## WORK TO COMPLETE
Without including any pictures, write out the listing below exactly.

* Begin DATA PROVIDED *

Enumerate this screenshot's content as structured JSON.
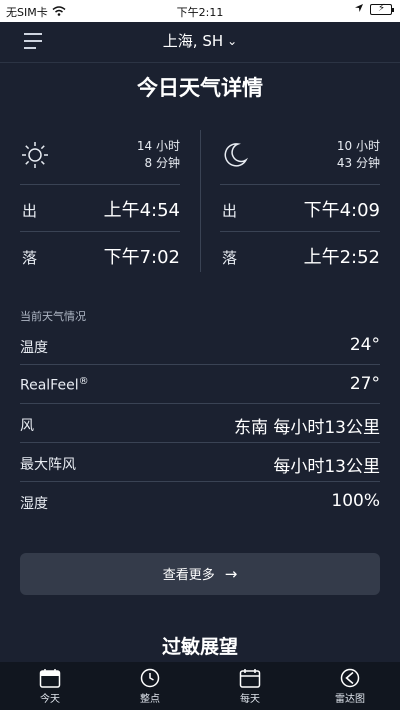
{
  "status_bar": {
    "carrier": "无SIM卡",
    "time": "下午2:11"
  },
  "header": {
    "location": "上海, SH"
  },
  "page_title": "今日天气详情",
  "sun": {
    "duration_hours": "14 小时",
    "duration_minutes": "8 分钟",
    "rise_label": "出",
    "rise_time": "上午4:54",
    "set_label": "落",
    "set_time": "下午7:02"
  },
  "moon": {
    "duration_hours": "10 小时",
    "duration_minutes": "43 分钟",
    "rise_label": "出",
    "rise_time": "下午4:09",
    "set_label": "落",
    "set_time": "上午2:52"
  },
  "conditions": {
    "title": "当前天气情况",
    "rows": [
      {
        "label": "温度",
        "value": "24°"
      },
      {
        "label": "RealFeel",
        "value": "27°"
      },
      {
        "label": "风",
        "value": "东南 每小时13公里"
      },
      {
        "label": "最大阵风",
        "value": "每小时13公里"
      },
      {
        "label": "湿度",
        "value": "100%"
      }
    ],
    "realfeel_mark": "®"
  },
  "more_button": {
    "label": "查看更多",
    "arrow": "→"
  },
  "allergy_title": "过敏展望",
  "tabs": [
    {
      "label": "今天",
      "icon": "calendar-today-icon"
    },
    {
      "label": "整点",
      "icon": "clock-icon"
    },
    {
      "label": "每天",
      "icon": "calendar-icon"
    },
    {
      "label": "雷达图",
      "icon": "radar-icon"
    }
  ]
}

* End DATA PROVIDED *

## REPLY TO THE EXERCISE
Enumerate this screenshot's content as structured JSON.
{
  "status_bar": {
    "carrier": "无SIM卡",
    "time": "下午2:11"
  },
  "header": {
    "location": "上海, SH"
  },
  "page_title": "今日天气详情",
  "sun": {
    "duration_hours": "14 小时",
    "duration_minutes": "8 分钟",
    "rise_label": "出",
    "rise_time": "上午4:54",
    "set_label": "落",
    "set_time": "下午7:02"
  },
  "moon": {
    "duration_hours": "10 小时",
    "duration_minutes": "43 分钟",
    "rise_label": "出",
    "rise_time": "下午4:09",
    "set_label": "落",
    "set_time": "上午2:52"
  },
  "conditions": {
    "title": "当前天气情况",
    "rows": [
      {
        "label": "温度",
        "value": "24°"
      },
      {
        "label": "RealFeel",
        "value": "27°"
      },
      {
        "label": "风",
        "value": "东南 每小时13公里"
      },
      {
        "label": "最大阵风",
        "value": "每小时13公里"
      },
      {
        "label": "湿度",
        "value": "100%"
      }
    ],
    "realfeel_mark": "®"
  },
  "more_button": {
    "label": "查看更多",
    "arrow": "→"
  },
  "allergy_title": "过敏展望",
  "tabs": [
    {
      "label": "今天",
      "icon": "calendar-today-icon"
    },
    {
      "label": "整点",
      "icon": "clock-icon"
    },
    {
      "label": "每天",
      "icon": "calendar-icon"
    },
    {
      "label": "雷达图",
      "icon": "radar-icon"
    }
  ]
}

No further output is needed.